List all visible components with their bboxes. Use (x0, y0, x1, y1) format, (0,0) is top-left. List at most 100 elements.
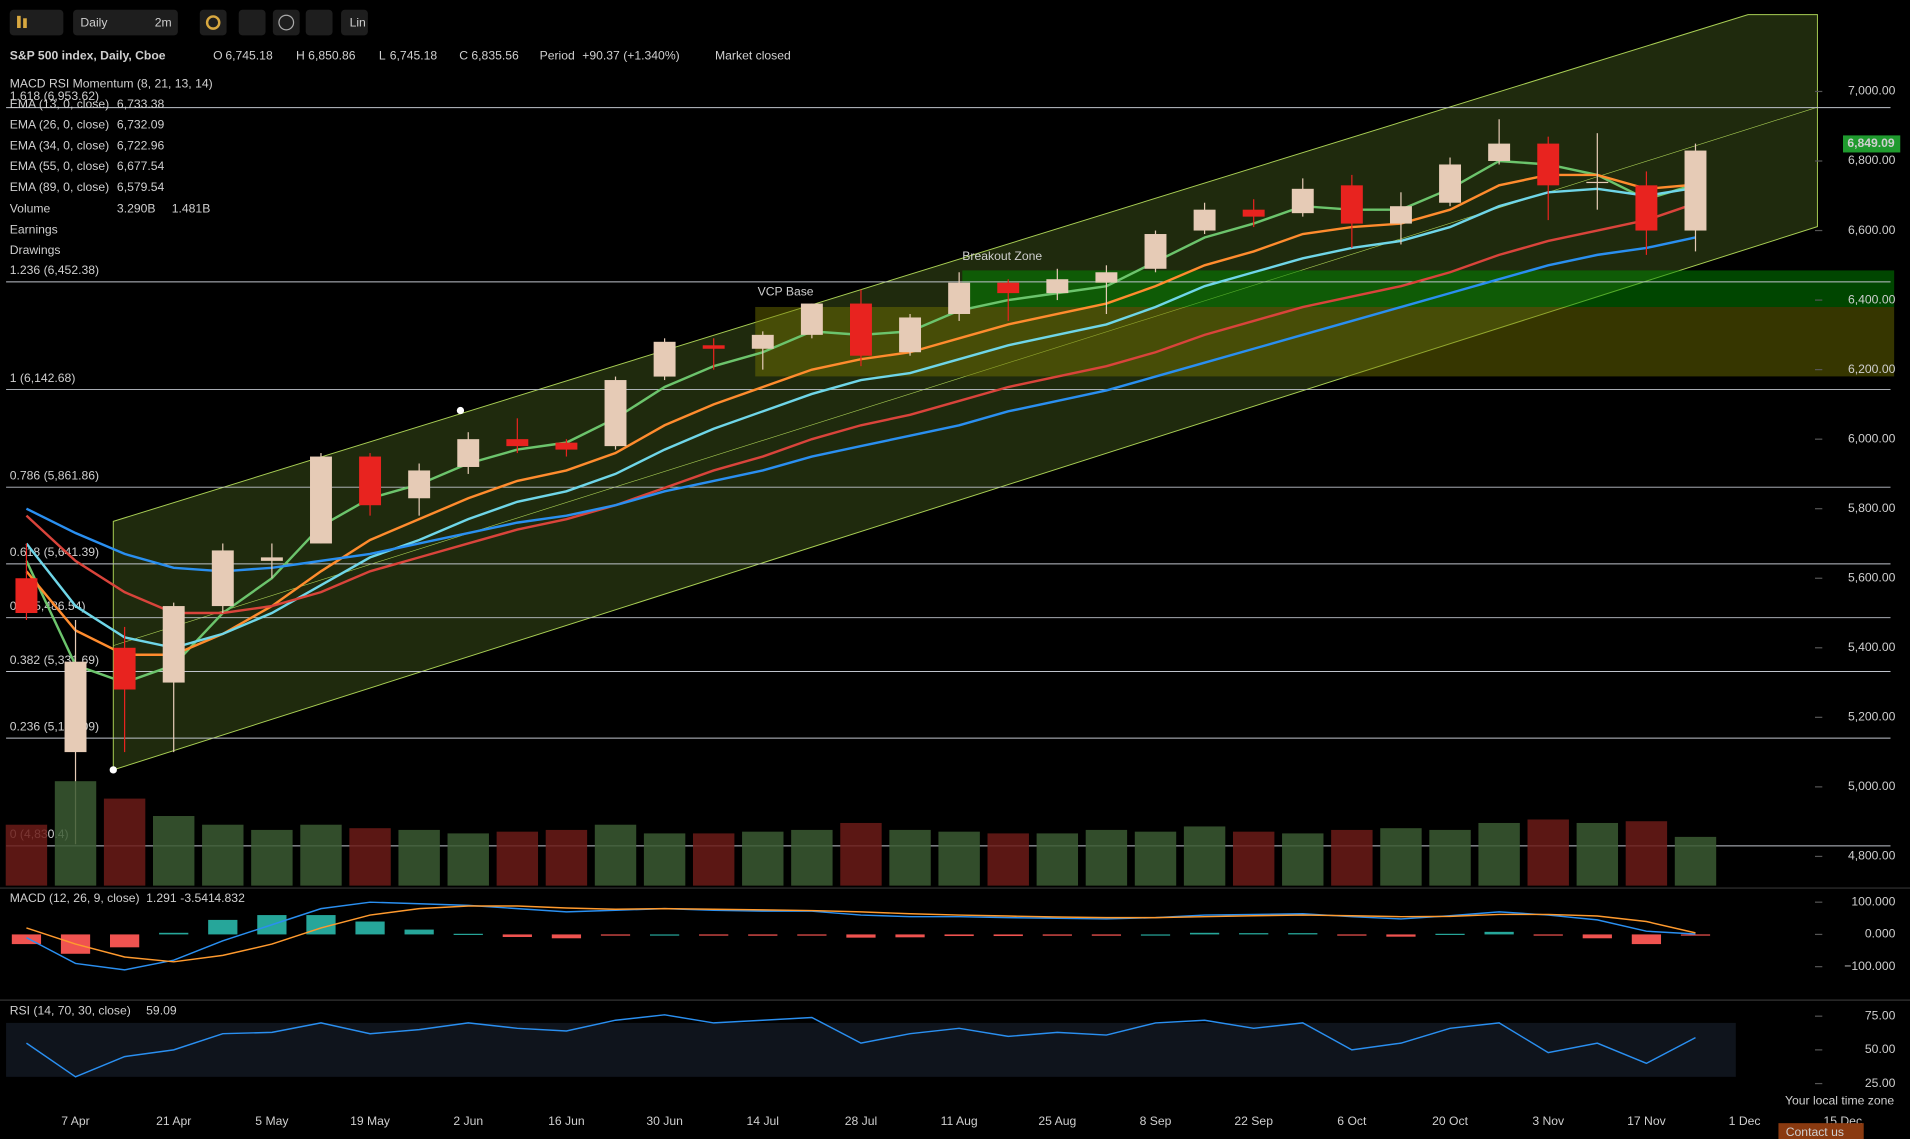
candle-body (359, 456, 382, 506)
candle-body (260, 557, 283, 561)
x-tick-label: 20 Oct (1432, 1114, 1468, 1128)
candle-body (1389, 206, 1412, 224)
fib-label: 1.618 (6,953.62) (10, 89, 99, 103)
legend-value: 59.09 (146, 1003, 177, 1017)
volume-bar (889, 829, 931, 886)
y-tick-label: 7,000.00 (1848, 84, 1896, 98)
value: 6,850.86 (308, 48, 356, 62)
legend-study: MACD RSI Momentum (8, 21, 13, 14) (10, 76, 213, 90)
annotation: VCP Base (758, 285, 814, 299)
anchor (109, 766, 117, 774)
y-tick-label: −100.000 (1844, 959, 1895, 973)
value: 6,835.56 (471, 48, 519, 62)
histogram-bar (1288, 933, 1318, 935)
legend-value: 6,733.38 (117, 97, 165, 111)
plot: 4,800.00 5,000.00 5,200.00 5,400.00 5,600.00… (0, 84, 1910, 1128)
candle-body (113, 647, 136, 690)
candle-body (1340, 185, 1363, 224)
key: C (459, 48, 468, 62)
key: L (379, 48, 386, 62)
y-tick-label: 25.00 (1865, 1076, 1896, 1090)
x-tick-label: 7 Apr (61, 1114, 89, 1128)
toolbar: Daily 2m Lin (9, 9, 368, 36)
contact-button[interactable] (1778, 1123, 1864, 1139)
timezone: Your local time zone (1785, 1093, 1894, 1107)
settings-button[interactable] (199, 9, 227, 36)
legend-name: EMA (26, 0, close) (10, 118, 109, 132)
x-tick-label: 8 Sep (1140, 1114, 1172, 1128)
volume-bar (54, 781, 97, 886)
rsi-line (26, 1014, 1696, 1078)
breakout-zone (962, 270, 1895, 307)
x-tick-label: 21 Apr (156, 1114, 191, 1128)
histogram-bar (1239, 933, 1269, 935)
volume-bar (5, 824, 48, 886)
interval: Daily (80, 15, 108, 29)
histogram-bar (1189, 932, 1220, 935)
icon (205, 15, 221, 30)
symbol: S&P 500 index, Daily, Cboe (10, 48, 166, 62)
x-tick-label: 6 Oct (1337, 1114, 1367, 1128)
y-tick-label: 5,000.00 (1848, 779, 1896, 793)
time-button[interactable] (272, 9, 300, 36)
x-tick-label: 1 Dec (1729, 1114, 1761, 1128)
volume-bar (1429, 829, 1471, 886)
y-tick-label: 5,600.00 (1848, 570, 1896, 584)
candle-body (555, 442, 578, 450)
histogram-bar (1435, 933, 1465, 935)
y-tick-label: 6,600.00 (1848, 223, 1896, 237)
range: 2m (155, 15, 172, 29)
price-tag (1843, 135, 1901, 153)
volume-bar (938, 831, 980, 886)
volume-bar (1527, 819, 1569, 886)
candle-body (751, 334, 774, 349)
legend-earnings: Earnings (10, 222, 58, 236)
candle-body (408, 470, 431, 499)
fib-label: 0.786 (5,861.86) (10, 468, 99, 482)
header: S&P 500 index, Daily, Cboe O 6,745.18 H … (10, 48, 1894, 1139)
legend-value: 4.832 (214, 891, 245, 905)
volume-bar (1134, 831, 1177, 886)
volume-bar (1674, 836, 1717, 886)
x-tick-label: 17 Nov (1627, 1114, 1666, 1128)
key: H (296, 48, 305, 62)
candle-body (211, 550, 234, 607)
scale-button[interactable] (341, 9, 368, 36)
pane-title: RSI (14, 70, 30, close) (10, 1003, 131, 1017)
candle-body (702, 345, 725, 349)
indicator-button[interactable] (238, 9, 266, 36)
candle-body (1291, 188, 1314, 214)
legend-value: -3.541 (180, 891, 215, 905)
chart-type-button[interactable] (9, 9, 64, 36)
key: Period (540, 48, 575, 62)
x-tick-label: 16 Jun (548, 1114, 585, 1128)
ema-line (25, 202, 1696, 615)
interval-button[interactable] (73, 9, 178, 36)
y-tick-label: 4,800.00 (1848, 849, 1896, 863)
volume-bar (545, 829, 588, 886)
x-tick-label: 30 Jun (646, 1114, 683, 1128)
volume-bar (987, 833, 1029, 886)
icon (278, 14, 295, 31)
fib-label: 1.236 (6,452.38) (10, 263, 99, 277)
volume-bar (251, 829, 293, 886)
crosshair-button[interactable] (305, 9, 333, 36)
candle-body (1537, 143, 1560, 186)
y-tick-label: 5,800.00 (1848, 501, 1896, 515)
histogram-bar (993, 934, 1023, 937)
volume-bar (1380, 828, 1422, 886)
volume-bar (300, 824, 342, 886)
status: Market closed (715, 48, 791, 62)
volume-bar (1232, 831, 1275, 886)
candle-body (15, 578, 38, 614)
y-tick-label: 6,400.00 (1848, 292, 1896, 306)
candle-body (1684, 150, 1707, 231)
legend-name: EMA (89, 0, close) (10, 180, 109, 194)
value: +90.37 (+1.340%) (582, 48, 679, 62)
price-tag-label: 6,849.09 (1847, 136, 1895, 150)
fib-label: 1 (6,142.68) (10, 371, 76, 385)
key: O (213, 48, 222, 62)
volume-bar (103, 798, 146, 886)
candle-body (457, 439, 480, 467)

Task to carry out: Rewrite the lines from the one with "candle-body (359, 456, 382, 506)" to the one with "x-tick-label: 7 Apr (61, 1114, 89, 1128)", switching "candle-body" to "bar-body" and leaving everything else unchanged.

Written answer:
bar-body (359, 456, 382, 506)
bar-body (260, 557, 283, 561)
x-tick-label: 20 Oct (1432, 1114, 1468, 1128)
bar-body (1389, 206, 1412, 224)
fib-label: 1.618 (6,953.62) (10, 89, 99, 103)
legend-value: 59.09 (146, 1003, 177, 1017)
volume-bar (889, 829, 931, 886)
y-tick-label: 7,000.00 (1848, 84, 1896, 98)
value: 6,850.86 (308, 48, 356, 62)
legend-study: MACD RSI Momentum (8, 21, 13, 14) (10, 76, 213, 90)
annotation: VCP Base (758, 285, 814, 299)
anchor (109, 766, 117, 774)
y-tick-label: −100.000 (1844, 959, 1895, 973)
value: 6,835.56 (471, 48, 519, 62)
histogram-bar (1288, 933, 1318, 935)
legend-value: 6,733.38 (117, 97, 165, 111)
plot: 4,800.00 5,000.00 5,200.00 5,400.00 5,600.00… (0, 84, 1910, 1128)
bar-body (113, 647, 136, 690)
bar-body (1340, 185, 1363, 224)
key: C (459, 48, 468, 62)
key: L (379, 48, 386, 62)
y-tick-label: 25.00 (1865, 1076, 1896, 1090)
x-tick-label: 7 Apr (61, 1114, 89, 1128)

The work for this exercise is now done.